• Exercise description:
Reproduce every one of the rows below verbatim, leaving out the pictures.

Listings of element locations:
------------------------------
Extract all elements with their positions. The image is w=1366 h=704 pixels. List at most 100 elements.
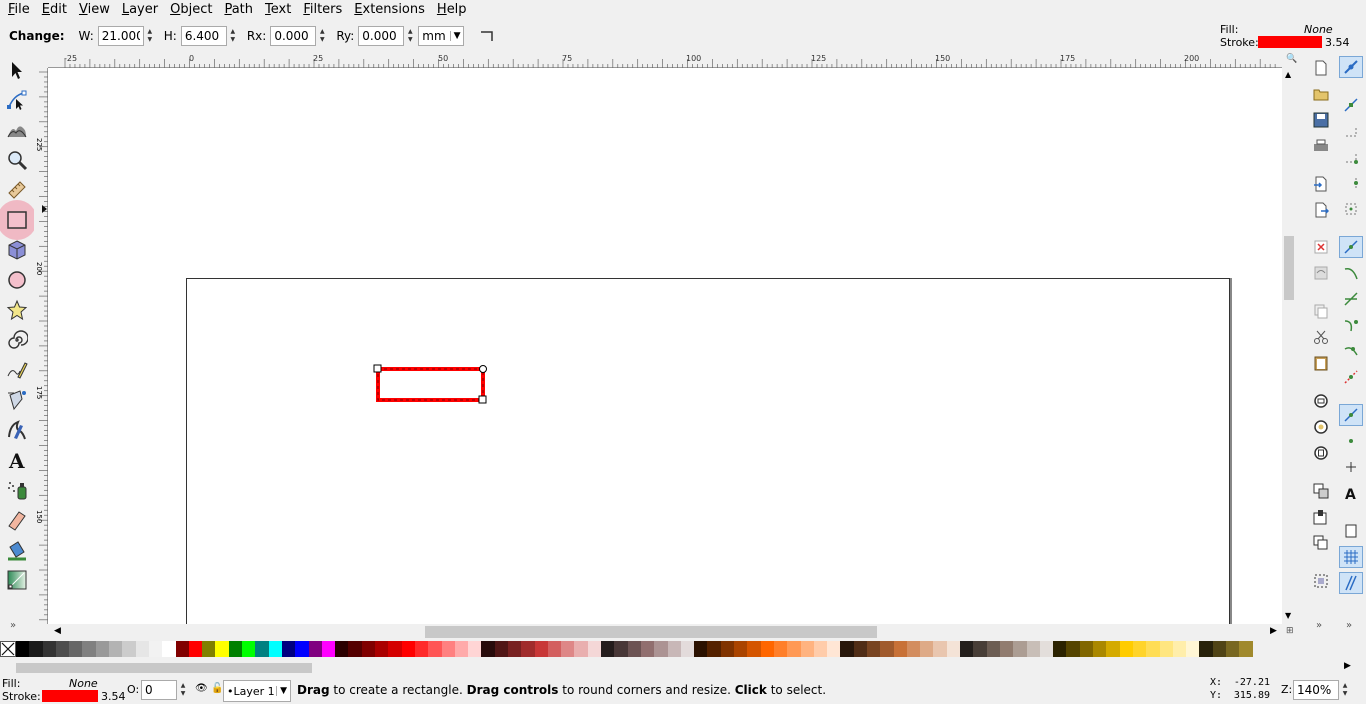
node-tool[interactable] [3, 86, 31, 114]
palette-swatch[interactable] [813, 641, 828, 657]
palette-swatch[interactable] [973, 641, 987, 657]
palette-swatch[interactable] [999, 641, 1014, 657]
palette-swatch[interactable] [960, 641, 974, 657]
horizontal-scroll-thumb[interactable] [425, 626, 877, 638]
horizontal-scrollbar[interactable]: ◀ ▶ [48, 624, 1282, 640]
palette-swatch[interactable] [1053, 641, 1067, 657]
zoom-spinbox[interactable]: ▲▼ [1293, 680, 1351, 700]
menu-view[interactable]: View [73, 0, 116, 20]
clone-button[interactable] [1311, 507, 1331, 527]
lock-guides-icon[interactable]: ⊞ [1286, 626, 1294, 636]
no-paint-swatch[interactable] [0, 641, 16, 657]
palette-swatch[interactable] [454, 641, 469, 657]
snap-toggle-button[interactable] [1339, 56, 1363, 78]
tweak-tool[interactable] [3, 116, 31, 144]
zoom-corner-icon[interactable]: 🔍 [1286, 54, 1297, 64]
palette-swatch[interactable] [228, 641, 243, 657]
palette-swatch[interactable] [401, 641, 415, 657]
palette-swatch[interactable] [1239, 641, 1253, 657]
selector-tool[interactable] [3, 56, 31, 84]
rx-spinbox[interactable]: ▲▼ [270, 26, 328, 46]
new-document-button[interactable] [1311, 58, 1331, 78]
menu-edit[interactable]: Edit [36, 0, 73, 20]
opacity-input[interactable] [141, 680, 177, 700]
layer-select[interactable]: •Layer 1 ▼ [223, 680, 291, 702]
snap-bbox-button[interactable] [1339, 94, 1363, 116]
unlink-clone-button[interactable] [1311, 533, 1331, 553]
palette-swatch[interactable] [428, 641, 442, 657]
pen-tool[interactable] [3, 386, 31, 414]
palette-swatch[interactable] [827, 641, 841, 657]
palette-swatch[interactable] [1039, 641, 1054, 657]
zoom-spin-arrows[interactable]: ▲ ▼ [1339, 680, 1351, 700]
palette-swatch[interactable] [933, 641, 947, 657]
menu-object[interactable]: Object [164, 0, 218, 20]
palette-swatch[interactable] [521, 641, 535, 657]
opacity-spinbox[interactable]: ▲▼ [141, 680, 189, 700]
palette-swatch[interactable] [561, 641, 575, 657]
rx-input[interactable] [270, 26, 317, 46]
snap-overflow-icon[interactable]: » [1346, 620, 1352, 631]
palette-swatch[interactable] [880, 641, 894, 657]
menu-text[interactable]: Text [259, 0, 297, 20]
snap-text-baseline-button[interactable]: A [1339, 482, 1363, 504]
palette-swatch[interactable] [920, 641, 934, 657]
palette-swatch[interactable] [507, 641, 522, 657]
palette-swatch[interactable] [1172, 641, 1187, 657]
height-spinbox[interactable]: ▲▼ [180, 26, 239, 46]
menu-extensions[interactable]: Extensions [348, 0, 431, 20]
width-input[interactable] [97, 26, 144, 46]
snap-paths-button[interactable] [1339, 262, 1363, 284]
palette-swatch[interactable] [188, 641, 203, 657]
star-tool[interactable] [3, 296, 31, 324]
zoom-input[interactable] [1293, 680, 1339, 700]
scroll-left-icon[interactable]: ◀ [54, 626, 61, 636]
palette-swatch[interactable] [734, 641, 748, 657]
height-input[interactable] [180, 26, 227, 46]
height-spin-arrows[interactable]: ▲ ▼ [227, 26, 239, 46]
duplicate-button[interactable] [1311, 481, 1331, 501]
palette-swatch[interactable] [694, 641, 708, 657]
palette-swatch[interactable] [654, 641, 668, 657]
rect-tool[interactable] [0, 200, 37, 240]
redo-button[interactable] [1311, 263, 1331, 283]
palette-swatch[interactable] [640, 641, 655, 657]
palette-swatch[interactable] [1159, 641, 1173, 657]
palette-swatch[interactable] [906, 641, 921, 657]
palette-swatch[interactable] [295, 641, 309, 657]
print-button[interactable] [1311, 136, 1331, 156]
palette-swatch[interactable] [800, 641, 814, 657]
menu-filters[interactable]: Filters [297, 0, 348, 20]
corner-round-handle[interactable] [479, 365, 487, 373]
undo-button[interactable] [1311, 237, 1331, 257]
palette-swatch[interactable] [16, 641, 30, 657]
scroll-right-icon[interactable]: ▶ [1270, 626, 1277, 636]
palette-swatch[interactable] [308, 641, 322, 657]
menu-path[interactable]: Path [218, 0, 259, 20]
cut-button[interactable] [1311, 327, 1331, 347]
palette-swatch[interactable] [853, 641, 867, 657]
palette-swatch[interactable] [707, 641, 721, 657]
zoom-tool[interactable] [3, 146, 31, 174]
palette-swatch[interactable] [29, 641, 43, 657]
vertical-scroll-thumb[interactable] [1284, 236, 1294, 300]
snap-bbox-midpoints-button[interactable] [1339, 172, 1363, 194]
palette-swatch[interactable] [587, 641, 602, 657]
calligraphy-tool[interactable] [3, 416, 31, 444]
make-corners-sharp-button[interactable] [480, 30, 496, 42]
snap-intersections-button[interactable] [1339, 288, 1363, 310]
palette-swatch[interactable] [747, 641, 761, 657]
palette-swatch[interactable] [840, 641, 854, 657]
palette-swatch[interactable] [773, 641, 788, 657]
palette-swatch[interactable] [242, 641, 256, 657]
palette-swatch[interactable] [787, 641, 801, 657]
zoom-selection-button[interactable] [1311, 391, 1331, 411]
palette-swatch[interactable] [614, 641, 628, 657]
snap-grid-button[interactable] [1339, 546, 1363, 568]
palette-swatch[interactable] [122, 641, 136, 657]
snap-cusp-nodes-button[interactable] [1339, 314, 1363, 336]
palette-swatch[interactable] [1226, 641, 1240, 657]
zoom-page-button[interactable] [1311, 443, 1331, 463]
palette-swatch[interactable] [1199, 641, 1213, 657]
palette-swatch[interactable] [986, 641, 1000, 657]
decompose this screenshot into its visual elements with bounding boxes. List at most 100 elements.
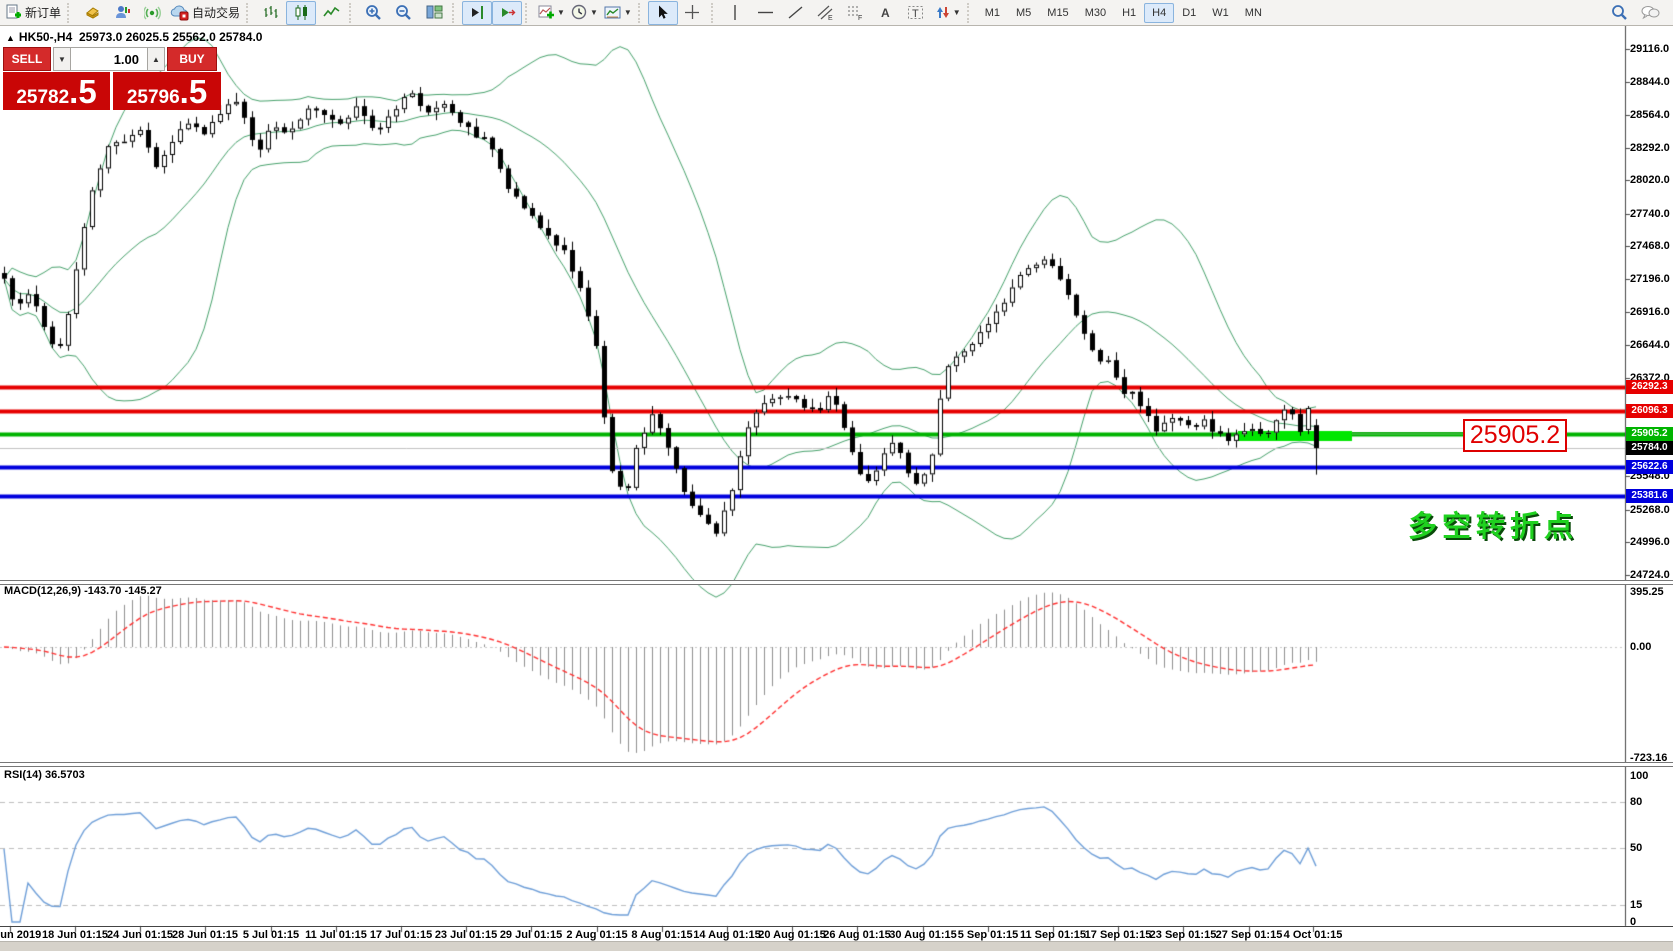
------------------------------
• Solution below:
Extract all elements with their positions. The image is w=1366 h=704 pixels. List at most 100 elements.
node-tool[interactable] [3, 86, 31, 114]
palette-swatch[interactable] [813, 641, 828, 657]
palette-swatch[interactable] [973, 641, 987, 657]
palette-swatch[interactable] [999, 641, 1014, 657]
palette-swatch[interactable] [960, 641, 974, 657]
horizontal-scroll-thumb[interactable] [425, 626, 877, 638]
horizontal-scrollbar[interactable]: ◀ ▶ [48, 624, 1282, 640]
palette-swatch[interactable] [1053, 641, 1067, 657]
zoom-spinbox[interactable]: ▲▼ [1293, 680, 1351, 700]
menu-view[interactable]: View [73, 0, 116, 20]
clone-button[interactable] [1311, 507, 1331, 527]
lock-guides-icon[interactable]: ⊞ [1286, 626, 1294, 636]
no-paint-swatch[interactable] [0, 641, 16, 657]
palette-swatch[interactable] [454, 641, 469, 657]
snap-toggle-button[interactable] [1339, 56, 1363, 78]
tweak-tool[interactable] [3, 116, 31, 144]
zoom-corner-icon[interactable]: 🔍 [1286, 54, 1297, 64]
palette-swatch[interactable] [228, 641, 243, 657]
palette-swatch[interactable] [401, 641, 415, 657]
palette-swatch[interactable] [1239, 641, 1253, 657]
selector-tool[interactable] [3, 56, 31, 84]
rx-spinbox[interactable]: ▲▼ [270, 26, 328, 46]
new-document-button[interactable] [1311, 58, 1331, 78]
menu-edit[interactable]: Edit [36, 0, 73, 20]
opacity-input[interactable] [141, 680, 177, 700]
layer-select[interactable]: •Layer 1 ▼ [223, 680, 291, 702]
snap-bbox-button[interactable] [1339, 94, 1363, 116]
unlink-clone-button[interactable] [1311, 533, 1331, 553]
palette-swatch[interactable] [428, 641, 442, 657]
pen-tool[interactable] [3, 386, 31, 414]
palette-swatch[interactable] [827, 641, 841, 657]
palette-swatch[interactable] [1039, 641, 1054, 657]
zoom-spin-arrows[interactable]: ▲ ▼ [1339, 680, 1351, 700]
palette-swatch[interactable] [933, 641, 947, 657]
menu-object[interactable]: Object [164, 0, 218, 20]
palette-swatch[interactable] [521, 641, 535, 657]
opacity-spinbox[interactable]: ▲▼ [141, 680, 189, 700]
palette-swatch[interactable] [561, 641, 575, 657]
rx-input[interactable] [270, 26, 317, 46]
snap-overflow-icon[interactable]: » [1346, 620, 1352, 631]
palette-swatch[interactable] [880, 641, 894, 657]
menu-text[interactable]: Text [259, 0, 297, 20]
snap-text-baseline-button[interactable]: A [1339, 482, 1363, 504]
palette-swatch[interactable] [920, 641, 934, 657]
palette-swatch[interactable] [507, 641, 522, 657]
palette-swatch[interactable] [1172, 641, 1187, 657]
height-spinbox[interactable]: ▲▼ [180, 26, 239, 46]
menu-extensions[interactable]: Extensions [348, 0, 431, 20]
width-input[interactable] [97, 26, 144, 46]
snap-paths-button[interactable] [1339, 262, 1363, 284]
palette-swatch[interactable] [188, 641, 203, 657]
star-tool[interactable] [3, 296, 31, 324]
zoom-input[interactable] [1293, 680, 1339, 700]
scroll-left-icon[interactable]: ◀ [54, 626, 61, 636]
palette-swatch[interactable] [734, 641, 748, 657]
height-input[interactable] [180, 26, 227, 46]
height-spin-arrows[interactable]: ▲ ▼ [227, 26, 239, 46]
duplicate-button[interactable] [1311, 481, 1331, 501]
palette-swatch[interactable] [694, 641, 708, 657]
palette-swatch[interactable] [654, 641, 668, 657]
rect-tool[interactable] [0, 200, 37, 240]
redo-button[interactable] [1311, 263, 1331, 283]
palette-swatch[interactable] [640, 641, 655, 657]
palette-swatch[interactable] [1159, 641, 1173, 657]
palette-swatch[interactable] [906, 641, 921, 657]
palette-swatch[interactable] [295, 641, 309, 657]
print-button[interactable] [1311, 136, 1331, 156]
palette-swatch[interactable] [800, 641, 814, 657]
menu-filters[interactable]: Filters [297, 0, 348, 20]
corner-round-handle[interactable] [479, 365, 487, 373]
undo-button[interactable] [1311, 237, 1331, 257]
palette-swatch[interactable] [16, 641, 30, 657]
scroll-right-icon[interactable]: ▶ [1270, 626, 1277, 636]
palette-swatch[interactable] [308, 641, 322, 657]
menu-path[interactable]: Path [218, 0, 259, 20]
cut-button[interactable] [1311, 327, 1331, 347]
palette-swatch[interactable] [853, 641, 867, 657]
palette-swatch[interactable] [707, 641, 721, 657]
zoom-tool[interactable] [3, 146, 31, 174]
palette-swatch[interactable] [29, 641, 43, 657]
vertical-scroll-thumb[interactable] [1284, 236, 1294, 300]
snap-bbox-midpoints-button[interactable] [1339, 172, 1363, 194]
palette-swatch[interactable] [587, 641, 602, 657]
calligraphy-tool[interactable] [3, 416, 31, 444]
make-corners-sharp-button[interactable] [480, 30, 496, 42]
snap-intersections-button[interactable] [1339, 288, 1363, 310]
palette-swatch[interactable] [747, 641, 761, 657]
palette-swatch[interactable] [840, 641, 854, 657]
palette-swatch[interactable] [773, 641, 788, 657]
palette-swatch[interactable] [242, 641, 256, 657]
palette-swatch[interactable] [787, 641, 801, 657]
zoom-selection-button[interactable] [1311, 391, 1331, 411]
palette-swatch[interactable] [614, 641, 628, 657]
snap-grid-button[interactable] [1339, 546, 1363, 568]
palette-swatch[interactable] [122, 641, 136, 657]
snap-cusp-nodes-button[interactable] [1339, 314, 1363, 336]
palette-swatch[interactable] [1226, 641, 1240, 657]
zoom-page-button[interactable] [1311, 443, 1331, 463]
palette-swatch[interactable] [1199, 641, 1213, 657]
palette-swatch[interactable] [986, 641, 1000, 657]
decompose this screenshot into its visual elements with bounding boxes. List at most 100 elements.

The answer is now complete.